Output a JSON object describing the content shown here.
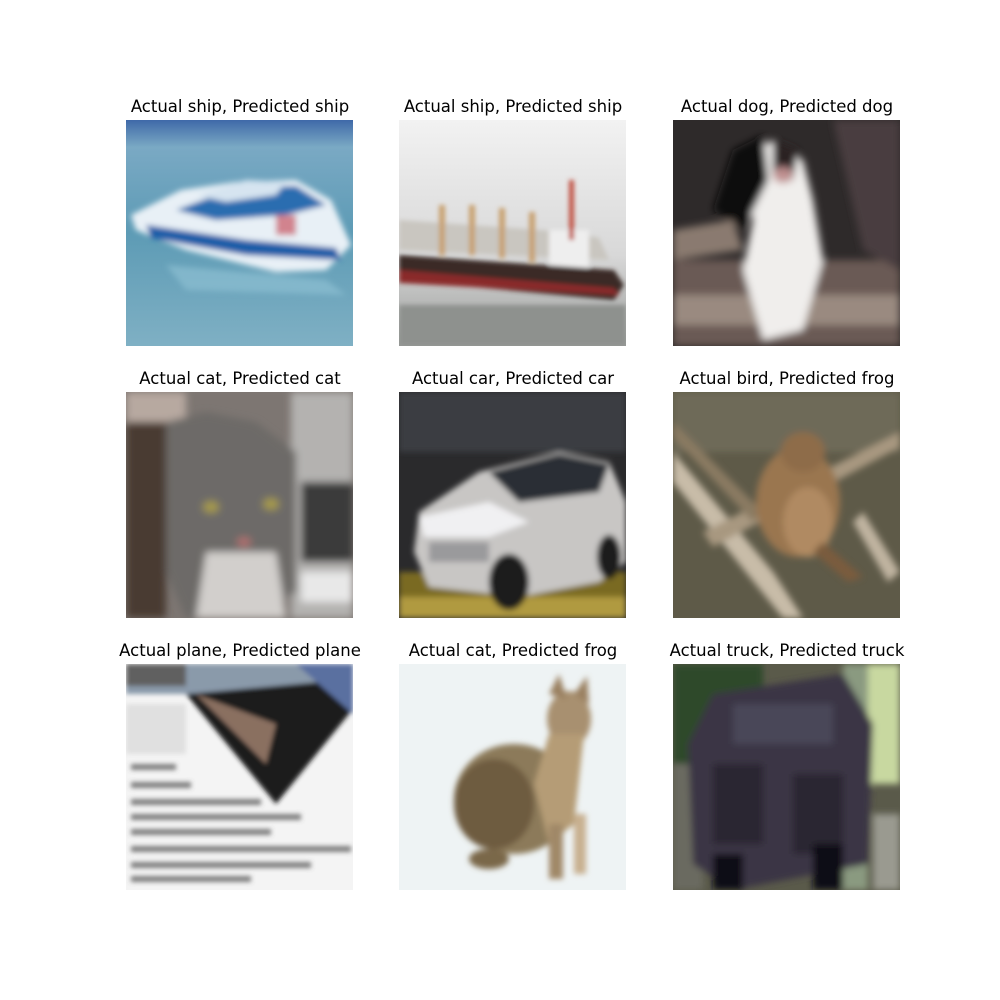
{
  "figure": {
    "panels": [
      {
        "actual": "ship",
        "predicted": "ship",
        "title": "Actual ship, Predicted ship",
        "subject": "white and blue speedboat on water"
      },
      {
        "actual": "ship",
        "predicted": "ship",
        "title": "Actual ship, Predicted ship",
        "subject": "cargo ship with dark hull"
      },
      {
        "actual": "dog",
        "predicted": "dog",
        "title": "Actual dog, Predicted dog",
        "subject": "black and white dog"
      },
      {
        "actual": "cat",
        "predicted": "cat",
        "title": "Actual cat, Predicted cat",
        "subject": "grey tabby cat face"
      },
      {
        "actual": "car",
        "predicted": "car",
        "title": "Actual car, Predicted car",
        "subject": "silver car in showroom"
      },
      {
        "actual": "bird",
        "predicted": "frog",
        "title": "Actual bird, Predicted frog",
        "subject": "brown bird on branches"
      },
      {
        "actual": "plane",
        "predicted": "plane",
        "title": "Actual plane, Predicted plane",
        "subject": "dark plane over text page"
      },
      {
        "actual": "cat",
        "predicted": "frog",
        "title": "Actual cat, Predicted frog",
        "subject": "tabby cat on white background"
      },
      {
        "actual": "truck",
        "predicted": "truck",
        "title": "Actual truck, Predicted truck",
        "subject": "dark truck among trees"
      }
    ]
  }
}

• _Do this_
Write out every line of the data that holds the word "title".

• _Full solution_
        "title": "Actual ship, Predicted ship",
        "title": "Actual ship, Predicted ship",
        "title": "Actual dog, Predicted dog",
        "title": "Actual cat, Predicted cat",
        "title": "Actual car, Predicted car",
        "title": "Actual bird, Predicted frog",
        "title": "Actual plane, Predicted plane",
        "title": "Actual cat, Predicted frog",
        "title": "Actual truck, Predicted truck",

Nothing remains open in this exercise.